EXERCISE OBJECTIVE ▸
In the data below, locate each line with the word "right" and list it.

RAW RECORDS ▸
>> Start

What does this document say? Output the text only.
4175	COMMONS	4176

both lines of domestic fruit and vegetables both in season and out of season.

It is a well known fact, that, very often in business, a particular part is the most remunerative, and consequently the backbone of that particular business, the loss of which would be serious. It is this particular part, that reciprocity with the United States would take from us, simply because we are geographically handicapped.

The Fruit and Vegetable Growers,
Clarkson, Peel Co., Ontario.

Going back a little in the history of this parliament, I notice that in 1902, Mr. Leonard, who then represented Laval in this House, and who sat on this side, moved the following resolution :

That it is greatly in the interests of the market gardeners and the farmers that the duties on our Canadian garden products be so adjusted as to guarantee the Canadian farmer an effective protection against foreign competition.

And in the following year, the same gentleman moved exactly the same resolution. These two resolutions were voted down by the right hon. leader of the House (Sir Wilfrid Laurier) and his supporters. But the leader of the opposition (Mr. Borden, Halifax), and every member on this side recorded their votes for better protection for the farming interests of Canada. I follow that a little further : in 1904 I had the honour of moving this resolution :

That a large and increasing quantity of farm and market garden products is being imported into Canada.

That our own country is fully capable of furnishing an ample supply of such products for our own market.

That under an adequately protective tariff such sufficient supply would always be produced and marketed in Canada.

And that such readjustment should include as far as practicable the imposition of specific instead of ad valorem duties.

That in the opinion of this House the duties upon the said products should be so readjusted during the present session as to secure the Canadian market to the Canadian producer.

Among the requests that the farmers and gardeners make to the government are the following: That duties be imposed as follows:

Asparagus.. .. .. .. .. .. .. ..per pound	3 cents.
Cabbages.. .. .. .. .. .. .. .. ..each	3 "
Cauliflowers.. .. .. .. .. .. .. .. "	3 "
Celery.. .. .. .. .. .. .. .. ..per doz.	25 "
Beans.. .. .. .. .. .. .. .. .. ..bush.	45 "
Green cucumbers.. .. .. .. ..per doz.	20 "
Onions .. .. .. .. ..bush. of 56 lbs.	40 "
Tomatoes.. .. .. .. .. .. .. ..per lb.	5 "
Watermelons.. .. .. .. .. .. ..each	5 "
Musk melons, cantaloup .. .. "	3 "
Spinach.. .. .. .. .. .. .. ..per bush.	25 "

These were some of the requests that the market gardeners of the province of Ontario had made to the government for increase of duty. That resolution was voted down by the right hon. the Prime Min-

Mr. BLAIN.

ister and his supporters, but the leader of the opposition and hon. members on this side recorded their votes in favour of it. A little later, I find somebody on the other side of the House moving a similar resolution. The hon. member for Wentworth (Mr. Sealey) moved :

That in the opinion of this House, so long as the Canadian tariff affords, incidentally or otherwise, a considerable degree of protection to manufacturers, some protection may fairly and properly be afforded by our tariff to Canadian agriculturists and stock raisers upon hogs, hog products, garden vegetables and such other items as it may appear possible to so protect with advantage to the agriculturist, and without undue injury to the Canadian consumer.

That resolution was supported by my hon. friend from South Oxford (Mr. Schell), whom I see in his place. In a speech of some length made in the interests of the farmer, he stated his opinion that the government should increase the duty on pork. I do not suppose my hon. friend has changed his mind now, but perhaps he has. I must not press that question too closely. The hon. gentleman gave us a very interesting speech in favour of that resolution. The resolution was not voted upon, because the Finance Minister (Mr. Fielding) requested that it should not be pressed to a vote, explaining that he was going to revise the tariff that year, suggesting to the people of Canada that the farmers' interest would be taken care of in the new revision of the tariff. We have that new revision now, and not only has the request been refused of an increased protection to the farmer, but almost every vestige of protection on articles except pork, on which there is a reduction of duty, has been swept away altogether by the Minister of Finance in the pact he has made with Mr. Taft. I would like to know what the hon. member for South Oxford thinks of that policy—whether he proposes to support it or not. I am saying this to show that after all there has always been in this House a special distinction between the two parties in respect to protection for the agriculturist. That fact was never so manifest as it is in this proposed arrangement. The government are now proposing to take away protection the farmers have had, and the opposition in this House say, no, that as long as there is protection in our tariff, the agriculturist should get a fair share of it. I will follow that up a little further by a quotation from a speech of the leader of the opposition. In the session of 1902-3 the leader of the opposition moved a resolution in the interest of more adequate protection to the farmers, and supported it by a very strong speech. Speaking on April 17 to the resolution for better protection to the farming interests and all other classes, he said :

>> End

ANSWER TO THIS PROBLEM ▸
And in the following year, the same gentleman moved exactly the same resolution. These two resolutions were voted down by the right hon. leader of the House (Sir Wilfrid Laurier) and his supporters. But the leader of the opposition (Mr. Borden, Halifax), and every member on this side recorded their votes for better protection for the farming interests of Canada. I follow that a little further : in 1904 I had the honour of moving this resolution :
These were some of the requests that the market gardeners of the province of Ontario had made to the government for increase of duty. That resolution was voted down by the right hon. the Prime Min-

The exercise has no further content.